**** Material for this task ****

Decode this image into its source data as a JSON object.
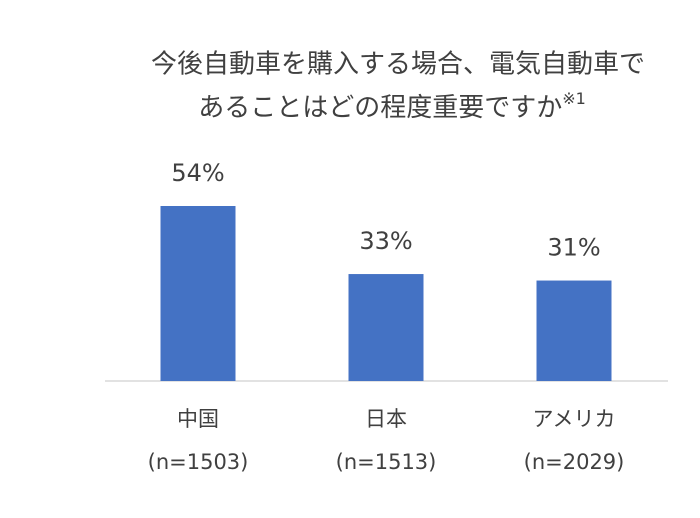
{
  "chart_data": {
    "type": "bar",
    "title": [
      "今後自動車を購入する場合、電気自動車で",
      "あることはどの程度重要ですか"
    ],
    "title_note": "※1",
    "categories": [
      "中国",
      "日本",
      "アメリカ"
    ],
    "sample_sizes": [
      "(n=1503)",
      "(n=1513)",
      "(n=2029)"
    ],
    "values": [
      54,
      33,
      31
    ],
    "value_labels": [
      "54%",
      "33%",
      "31%"
    ],
    "color": "#4472c4"
  }
}
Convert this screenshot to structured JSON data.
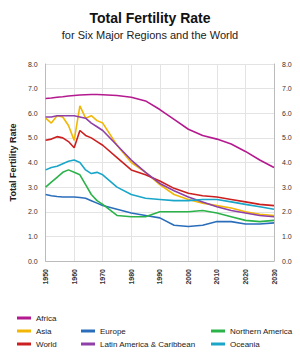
{
  "chart_data": {
    "type": "line",
    "title": "Total Fertility Rate",
    "subtitle": "for Six Major Regions and the World",
    "y_label": "Total Fertility Rate",
    "x": [
      1950,
      1952,
      1954,
      1956,
      1958,
      1960,
      1962,
      1964,
      1966,
      1968,
      1970,
      1975,
      1980,
      1985,
      1990,
      1995,
      2000,
      2005,
      2010,
      2015,
      2020,
      2025,
      2030
    ],
    "series": [
      {
        "name": "Africa",
        "color": "#b5198f",
        "values": [
          6.6,
          6.62,
          6.65,
          6.67,
          6.7,
          6.72,
          6.74,
          6.75,
          6.76,
          6.76,
          6.75,
          6.72,
          6.65,
          6.5,
          6.15,
          5.75,
          5.35,
          5.1,
          4.95,
          4.75,
          4.45,
          4.1,
          3.8
        ]
      },
      {
        "name": "Asia",
        "color": "#f2b705",
        "values": [
          5.8,
          5.6,
          5.9,
          5.85,
          5.5,
          4.9,
          6.3,
          5.8,
          5.9,
          5.7,
          5.6,
          4.7,
          4.0,
          3.6,
          3.1,
          2.7,
          2.5,
          2.35,
          2.25,
          2.15,
          2.0,
          1.9,
          1.85
        ]
      },
      {
        "name": "World",
        "color": "#cc1f1f",
        "values": [
          4.9,
          4.95,
          5.05,
          5.0,
          4.85,
          4.6,
          5.3,
          5.1,
          5.0,
          4.85,
          4.7,
          4.2,
          3.7,
          3.5,
          3.25,
          2.95,
          2.75,
          2.65,
          2.6,
          2.5,
          2.4,
          2.3,
          2.25
        ]
      },
      {
        "name": "Europe",
        "color": "#2a6ebb",
        "values": [
          2.7,
          2.65,
          2.62,
          2.6,
          2.6,
          2.6,
          2.58,
          2.55,
          2.45,
          2.35,
          2.25,
          2.1,
          1.95,
          1.85,
          1.75,
          1.45,
          1.4,
          1.45,
          1.6,
          1.6,
          1.5,
          1.5,
          1.55
        ]
      },
      {
        "name": "Latin America & Caribbean",
        "color": "#8e3fa8",
        "values": [
          5.85,
          5.85,
          5.9,
          5.9,
          5.9,
          5.9,
          5.85,
          5.8,
          5.6,
          5.45,
          5.3,
          4.7,
          4.1,
          3.6,
          3.15,
          2.85,
          2.6,
          2.4,
          2.2,
          2.05,
          1.95,
          1.85,
          1.8
        ]
      },
      {
        "name": "Northern America",
        "color": "#2bb34a",
        "values": [
          3.0,
          3.2,
          3.4,
          3.6,
          3.7,
          3.6,
          3.5,
          3.1,
          2.7,
          2.45,
          2.3,
          1.85,
          1.8,
          1.8,
          2.0,
          2.0,
          2.0,
          2.05,
          1.95,
          1.8,
          1.65,
          1.6,
          1.65
        ]
      },
      {
        "name": "Oceania",
        "color": "#1aa6c9",
        "values": [
          3.7,
          3.8,
          3.85,
          3.95,
          4.05,
          4.1,
          4.0,
          3.7,
          3.55,
          3.6,
          3.5,
          3.0,
          2.7,
          2.55,
          2.5,
          2.45,
          2.45,
          2.5,
          2.5,
          2.4,
          2.3,
          2.2,
          2.1
        ]
      }
    ],
    "xlim": [
      1950,
      2030
    ],
    "xticks": [
      1950,
      1960,
      1970,
      1980,
      1990,
      2000,
      2010,
      2020,
      2030
    ],
    "ylim": [
      0,
      8
    ],
    "yticks": [
      {
        "value": 0,
        "label": "0.0"
      },
      {
        "value": 1,
        "label": "1.0"
      },
      {
        "value": 2,
        "label": "2.0"
      },
      {
        "value": 3,
        "label": "3.0"
      },
      {
        "value": 4,
        "label": "4.0"
      },
      {
        "value": 5,
        "label": "5.0"
      },
      {
        "value": 6,
        "label": "6.0"
      },
      {
        "value": 7,
        "label": "7.0"
      },
      {
        "value": 8,
        "label": "8.0"
      }
    ],
    "y2lim": [
      0,
      8
    ],
    "y2ticks": [
      {
        "value": 0,
        "label": "0.0"
      },
      {
        "value": 1,
        "label": "1.0"
      },
      {
        "value": 2,
        "label": "2.0"
      },
      {
        "value": 3,
        "label": "3.0"
      },
      {
        "value": 4,
        "label": "4.0"
      },
      {
        "value": 5,
        "label": "5.0"
      },
      {
        "value": 6,
        "label": "6.0"
      },
      {
        "value": 7,
        "label": "7.0"
      },
      {
        "value": 8,
        "label": "8.0"
      }
    ],
    "grid": true,
    "legend": "bottom"
  }
}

****

Look through the entries above; copy every line holding the string "America".

Response to this exercise:
        "name": "Latin America & Caribbean",
        "name": "Northern America",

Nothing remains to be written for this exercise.